>> Begin DOCUMENT SECTION

What's
this? DC are showing restraint? Unheard of! Its the first week after
DC Universe: Rebirth and we're only getting four one-shots to flesh
out the status quo of some central pillars of the newest DCU: Batman,
Superman, Green Lanterns and Green Arrow (Wonder Woman once again
gets left in the cold until later because this is a DC reboot we're
talking about and she didn't want to come your party anyway, icky
boys). You know what, though? It's good. Well, its mostly good. Its
75% good, we'll get there.
Whilst
on the Marvel side of things... sweet Jesus was that a game of two
halves.
Be
warned, there are minor spoilers for all issues discussed but the
only things I really go into specifics on are the identities of the
secret Hydra agents in each and every series. On with the motley:
This
was quite a nice mood piece. Whilst there are a few concessions to
setting up a new status quo with Bruce having some meetings with
Lucius Fox and Duke Thomas in the main its a done-in-one about Batman
fighting Calendar Man. I've always rather liked Calendar Man and he
gets a nice little update here. In all honesty, of DC's four
offerings this one gives the least idea of what the series spinning
off of it will be like (mainly because three titles will be spinning
off of it) but its a nice little story regardless. Fond memories of
the animated series always abound when a quality Batman done-in-one
comes along and in a week full of nostalgia buzz this didn't feel at
all out of place.
Spoiler:
Duke Thomas isn't a Robin anymore, he's Hydra.
Green
Lanterns: Rebirth
Now,
this really takes me back: Geoff Johns, Ethan Van Sciver, an ancient
secret underpinning the Green Lantern mythology, poor release
schedule co-ordination so that one GL series spoilers the events of
another (unless Edge of Oblivion #6
came out and I didn't notice, which is possible)... it feels like
2006 all over again.
Which
isn't to say that nostalgia is all this comic has going for it. Of
all the Rebirth one-shots this week this one has the most new(-ish)
ideas. Yes, Simon Baz has been knocking around since the dawn on the
New 52 but this is somehow the first time he's had his own ongoing
series. In fact, there's a feeling here that Johns is getting to pull
the trigger on a few ideas both he and other GL authors have had over
the New 52 but not been able to properly expand. So we have Baz and
fellow rookie Jessica Cruz (who was something to do with Forever
Evil, I think) as the Green
Lanterns of Earth with Hal acting as the grizzled old warhorse of a
precinct captain telling them to both shape up. It seems that Hal has
regained some sense of authority and gravitas with Rebirth,
something he sorely lacked when he was running the Corps a while
back.

>> End DOCUMENT SECTION
>> Begin MATERIAL SUPPLIED

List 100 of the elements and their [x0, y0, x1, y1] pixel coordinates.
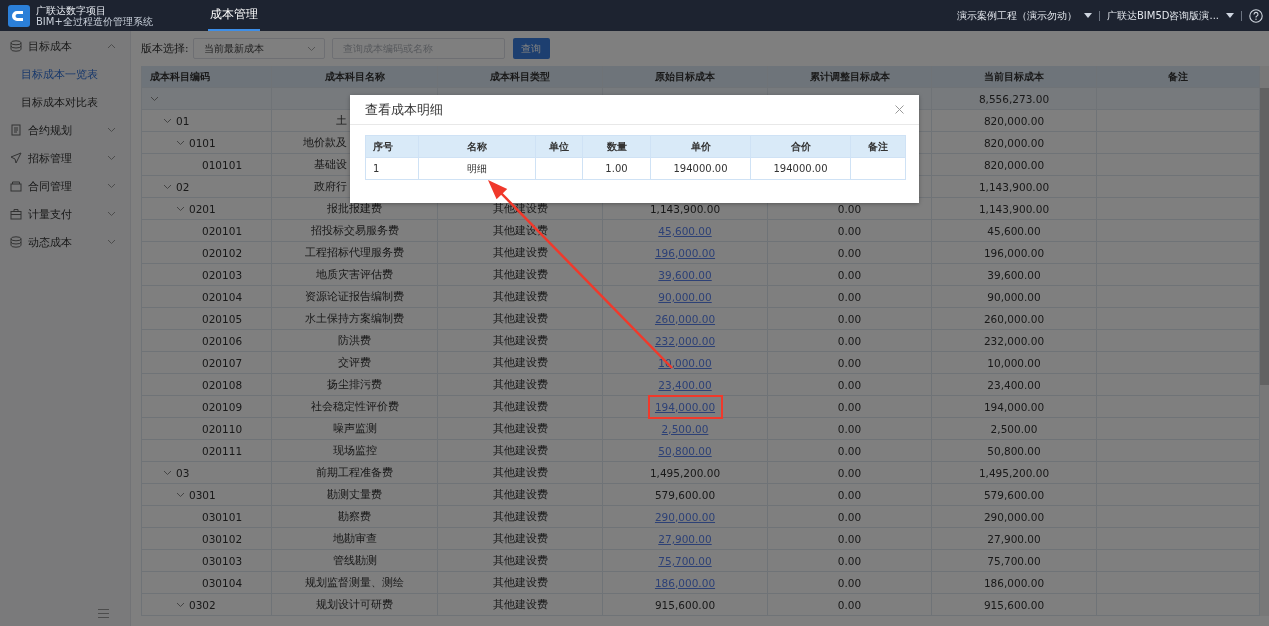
- menu-icon: [10, 124, 22, 136]
- sidebar-item[interactable]: 合同管理: [0, 172, 130, 200]
- amount-link[interactable]: 232,000.00: [654, 334, 716, 347]
- type-text: 其他建设费: [492, 443, 548, 458]
- sidebar-item[interactable]: 目标成本: [0, 32, 130, 60]
- name-text: 地价款及: [303, 135, 347, 150]
- menu-icon: [10, 236, 22, 248]
- code-text: 020108: [202, 378, 243, 391]
- amount-link[interactable]: 2,500.00: [661, 422, 709, 435]
- name-text: 规划监督测量、测绘: [305, 575, 404, 590]
- type-text: 其他建设费: [492, 311, 548, 326]
- amount-link[interactable]: 23,400.00: [658, 378, 712, 391]
- close-icon[interactable]: [895, 105, 904, 114]
- dropdown-icon[interactable]: [1083, 13, 1092, 18]
- table-cell: 明细: [467, 161, 487, 176]
- amount-link[interactable]: 196,000.00: [654, 246, 716, 259]
- type-text: 其他建设费: [492, 333, 548, 348]
- expand-icon[interactable]: [163, 469, 172, 476]
- amount-link[interactable]: 39,600.00: [658, 268, 712, 281]
- amount-text: 0.00: [837, 224, 862, 237]
- amount-text: 0.00: [837, 466, 862, 479]
- code-text: 020111: [202, 444, 243, 457]
- amount-text: 0.00: [837, 400, 862, 413]
- help-icon[interactable]: [1249, 8, 1263, 23]
- menu-icon[interactable]: [98, 609, 109, 618]
- name-text: 现场监控: [332, 443, 377, 458]
- account-selector[interactable]: 广联达BIM5D咨询版演...: [1106, 8, 1219, 23]
- type-text: 其他建设费: [492, 487, 548, 502]
- expand-icon[interactable]: [163, 117, 172, 124]
- amount-text: 196,000.00: [983, 246, 1045, 259]
- name-text: 勘测丈量费: [327, 487, 382, 502]
- sidebar-subitem[interactable]: 目标成本对比表: [0, 88, 130, 116]
- code-text: 0301: [189, 488, 216, 501]
- amount-link[interactable]: 75,700.00: [658, 554, 712, 567]
- scrollbar-thumb[interactable]: [1260, 88, 1269, 385]
- amount-text: 0.00: [837, 554, 862, 567]
- amount-link[interactable]: 27,900.00: [658, 532, 712, 545]
- amount-text: 2,500.00: [990, 422, 1038, 435]
- table-cell: 194000.00: [773, 163, 828, 174]
- type-text: 其他建设费: [492, 267, 548, 282]
- amount-link[interactable]: 260,000.00: [654, 312, 716, 325]
- amount-link[interactable]: 90,000.00: [658, 290, 712, 303]
- code-text: 020107: [202, 356, 243, 369]
- amount-text: 0.00: [837, 268, 862, 281]
- amount-text: 0.00: [837, 532, 862, 545]
- version-select[interactable]: 当前最新成本: [192, 38, 325, 59]
- code-text: 0302: [189, 598, 216, 611]
- amount-text: 45,600.00: [987, 224, 1041, 237]
- name-text: 防洪费: [338, 333, 371, 348]
- amount-text: 820,000.00: [983, 114, 1045, 127]
- amount-text: 0.00: [837, 378, 862, 391]
- code-text: 010101: [202, 158, 243, 171]
- query-button[interactable]: 查询: [512, 38, 550, 59]
- code-text: 020101: [202, 224, 243, 237]
- amount-link[interactable]: 50,800.00: [658, 444, 712, 457]
- expand-icon[interactable]: [176, 205, 185, 212]
- sidebar-item[interactable]: 动态成本: [0, 228, 130, 256]
- type-text: 其他建设费: [492, 355, 548, 370]
- amount-text: 579,600.00: [983, 488, 1045, 501]
- amount-link[interactable]: 194,000.00: [654, 400, 716, 413]
- chevron-icon[interactable]: [306, 45, 316, 52]
- project-selector[interactable]: 演示案例工程（演示勿动）: [956, 8, 1077, 23]
- menu-icon: [10, 180, 22, 192]
- amount-text: 194,000.00: [983, 400, 1045, 413]
- type-text: 其他建设费: [492, 377, 548, 392]
- amount-text: 0.00: [837, 488, 862, 501]
- expand-icon[interactable]: [163, 183, 172, 190]
- name-text: 土: [336, 113, 347, 128]
- column-header: 数量: [583, 136, 651, 158]
- sidebar-item[interactable]: 合约规划: [0, 116, 130, 144]
- dropdown-icon[interactable]: [1226, 13, 1234, 18]
- sidebar-item[interactable]: 招标管理: [0, 144, 130, 172]
- amount-link[interactable]: 290,000.00: [654, 510, 716, 523]
- chevron-icon: [107, 155, 116, 161]
- amount-text: 260,000.00: [983, 312, 1045, 325]
- amount-link[interactable]: 186,000.00: [654, 576, 716, 589]
- amount-text: 0.00: [837, 356, 862, 369]
- sidebar-item[interactable]: 计量支付: [0, 200, 130, 228]
- amount-text: 290,000.00: [983, 510, 1045, 523]
- amount-link[interactable]: 45,600.00: [658, 224, 712, 237]
- amount-text: 50,800.00: [987, 444, 1041, 457]
- name-text: 资源论证报告编制费: [305, 289, 404, 304]
- code-text: 0201: [189, 202, 216, 215]
- amount-text: 1,143,900.00: [978, 180, 1050, 193]
- sidebar-subitem[interactable]: 目标成本一览表: [0, 60, 130, 88]
- amount-text: 75,700.00: [987, 554, 1041, 567]
- code-text: 020106: [202, 334, 243, 347]
- expand-icon[interactable]: [176, 139, 185, 146]
- table-cell: 194000.00: [673, 163, 728, 174]
- code-text: 020102: [202, 246, 243, 259]
- type-text: 其他建设费: [492, 245, 548, 260]
- expand-icon[interactable]: [176, 601, 185, 608]
- amount-text: 27,900.00: [987, 532, 1041, 545]
- expand-icon[interactable]: [176, 491, 185, 498]
- amount-text: 186,000.00: [983, 576, 1045, 589]
- type-text: 其他建设费: [492, 575, 548, 590]
- expand-icon[interactable]: [150, 95, 159, 102]
- type-text: 其他建设费: [492, 597, 548, 612]
- name-text: 招投标交易服务费: [310, 223, 399, 238]
- name-text: 地勘审查: [332, 531, 377, 546]
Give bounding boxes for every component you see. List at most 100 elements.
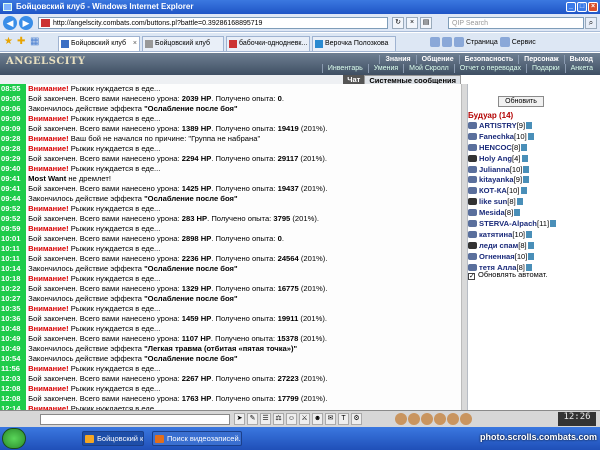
service-menu[interactable]: Сервис: [512, 39, 536, 46]
user-name[interactable]: катятина: [479, 230, 512, 239]
user-name[interactable]: Holy Ang: [479, 154, 512, 163]
chat-timestamp[interactable]: 10:01: [0, 234, 26, 244]
user-info-icon[interactable]: [514, 209, 521, 217]
private-chat-icon[interactable]: [468, 187, 477, 195]
user-info-icon[interactable]: [527, 241, 534, 249]
chat-timestamp[interactable]: 09:52: [0, 214, 26, 224]
clear-icon[interactable]: ✎: [247, 413, 258, 425]
user-list-item[interactable]: леди спам[8]: [468, 241, 600, 252]
chat-timestamp[interactable]: 12:03: [0, 374, 26, 384]
action-6-icon[interactable]: [460, 413, 472, 425]
private-chat-icon[interactable]: [468, 132, 477, 140]
back-icon[interactable]: ◀: [3, 16, 17, 30]
menu-profile[interactable]: Анкета: [564, 64, 598, 73]
user-list-item[interactable]: Holy Ang[4]: [468, 154, 600, 165]
chat-timestamp[interactable]: 10:54: [0, 354, 26, 364]
settings-icon[interactable]: ⚙: [351, 413, 362, 425]
menu-transfers[interactable]: Отчет о переводах: [453, 64, 526, 73]
tab-combats-1[interactable]: Бойцовский клуб ×: [58, 36, 140, 51]
user-list-item[interactable]: Fanechka[10]: [468, 132, 600, 143]
action-2-icon[interactable]: [408, 413, 420, 425]
user-info-icon[interactable]: [550, 220, 557, 228]
refresh-page-icon[interactable]: ↻: [392, 17, 404, 29]
maximize-icon[interactable]: □: [577, 2, 587, 12]
private-chat-icon[interactable]: [468, 143, 477, 151]
search-input[interactable]: QIP Search: [448, 17, 584, 29]
favorites-star-icon[interactable]: ★: [4, 36, 13, 48]
user-list-item[interactable]: КОТ-КА[10]: [468, 186, 600, 197]
user-info-icon[interactable]: [520, 187, 527, 195]
user-name[interactable]: ARTISTRY: [479, 121, 517, 130]
chat-timestamp[interactable]: 11:56: [0, 364, 26, 374]
private-chat-icon[interactable]: [468, 198, 477, 206]
home-icon[interactable]: [430, 37, 440, 47]
user-name[interactable]: Julianna: [479, 165, 510, 174]
user-info-icon[interactable]: [523, 176, 530, 184]
user-info-icon[interactable]: [521, 143, 528, 151]
user-name[interactable]: HENCOC: [479, 143, 512, 152]
action-3-icon[interactable]: [421, 413, 433, 425]
minimize-icon[interactable]: _: [566, 2, 576, 12]
chat-timestamp[interactable]: 10:11: [0, 254, 26, 264]
chat-timestamp[interactable]: 09:28: [0, 134, 26, 144]
chat-timestamp[interactable]: 10:22: [0, 284, 26, 294]
user-name[interactable]: леди спам: [479, 241, 518, 250]
menu-communication[interactable]: Общение: [415, 55, 459, 64]
menu-security[interactable]: Безопасность: [458, 55, 519, 64]
search-icon[interactable]: ⌕: [585, 17, 597, 29]
chat-timestamp[interactable]: 10:35: [0, 304, 26, 314]
chat-timestamp[interactable]: 09:28: [0, 144, 26, 154]
user-info-icon[interactable]: [526, 122, 533, 129]
menu-character[interactable]: Персонаж: [518, 55, 563, 64]
user-list-item[interactable]: Mesida[8]: [468, 208, 600, 219]
tab-combats-2[interactable]: Бойцовский клуб: [142, 36, 224, 51]
fight-icon[interactable]: ⚔: [299, 413, 310, 425]
private-icon[interactable]: ✉: [325, 413, 336, 425]
chat-timestamp[interactable]: 09:05: [0, 94, 26, 104]
user-name[interactable]: Огненная: [479, 252, 515, 261]
user-list-item[interactable]: like sun[8]: [468, 197, 600, 208]
menu-skills[interactable]: Умения: [367, 64, 403, 73]
auto-update-checkbox[interactable]: ✓: [468, 273, 475, 280]
tab-close-icon[interactable]: ×: [133, 37, 137, 51]
user-info-icon[interactable]: [528, 252, 535, 260]
tab-list-icon[interactable]: ▦: [30, 36, 39, 48]
user-icon[interactable]: ☺: [286, 413, 297, 425]
chat-timestamp[interactable]: 10:49: [0, 334, 26, 344]
smiles-icon[interactable]: ☻: [312, 413, 323, 425]
menu-my-scroll[interactable]: Мой Скролл: [403, 64, 454, 73]
url-input[interactable]: http://angelscity.combats.com/buttons.pl…: [38, 17, 388, 29]
menu-knowledge[interactable]: Знания: [379, 55, 415, 64]
chat-timestamp[interactable]: 10:36: [0, 314, 26, 324]
user-name[interactable]: kitayanka: [479, 175, 514, 184]
chat-timestamp[interactable]: 12:08: [0, 394, 26, 404]
tools-gear-icon[interactable]: [499, 37, 510, 47]
start-button[interactable]: [2, 428, 26, 449]
user-list-item[interactable]: HENCOC[8]: [468, 143, 600, 154]
tab-verochka[interactable]: Верочка Полозкова: [312, 36, 396, 51]
chat-timestamp[interactable]: 09:29: [0, 154, 26, 164]
feeds-icon[interactable]: [442, 37, 452, 47]
chat-timestamp[interactable]: 10:14: [0, 264, 26, 274]
stop-icon[interactable]: ×: [406, 17, 418, 29]
user-list-item[interactable]: ARTISTRY[9]: [468, 121, 600, 132]
close-icon[interactable]: ×: [588, 2, 598, 12]
private-chat-icon[interactable]: [468, 241, 477, 249]
refresh-button[interactable]: Обновить: [498, 96, 544, 107]
private-chat-icon[interactable]: [468, 230, 477, 238]
chat-message-input[interactable]: [40, 414, 230, 425]
chat-timestamp[interactable]: 08:55: [0, 84, 26, 94]
user-list-item[interactable]: kitayanka[9]: [468, 175, 600, 186]
private-chat-icon[interactable]: [468, 252, 477, 260]
add-favorite-icon[interactable]: ✚: [17, 36, 25, 48]
tab-butterflies[interactable]: бабочки-однодневк...: [226, 36, 310, 51]
chat-timestamp[interactable]: 10:27: [0, 294, 26, 304]
chat-timestamp[interactable]: 10:18: [0, 274, 26, 284]
user-info-icon[interactable]: [523, 165, 530, 173]
action-4-icon[interactable]: [434, 413, 446, 425]
menu-inventory[interactable]: Инвентарь: [321, 64, 368, 73]
chat-timestamp[interactable]: 09:41: [0, 174, 26, 184]
user-list-item[interactable]: катятина[10]: [468, 230, 600, 241]
chat-timestamp[interactable]: 09:09: [0, 114, 26, 124]
chat-timestamp[interactable]: 09:59: [0, 224, 26, 234]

>> End MATERIAL SUPPLIED

• DIRECTIONS:
According to the comic review, which villain does Batman fight in his Rebirth one-shot?

• SOLUTION TO THIS TASK:
Calendar Man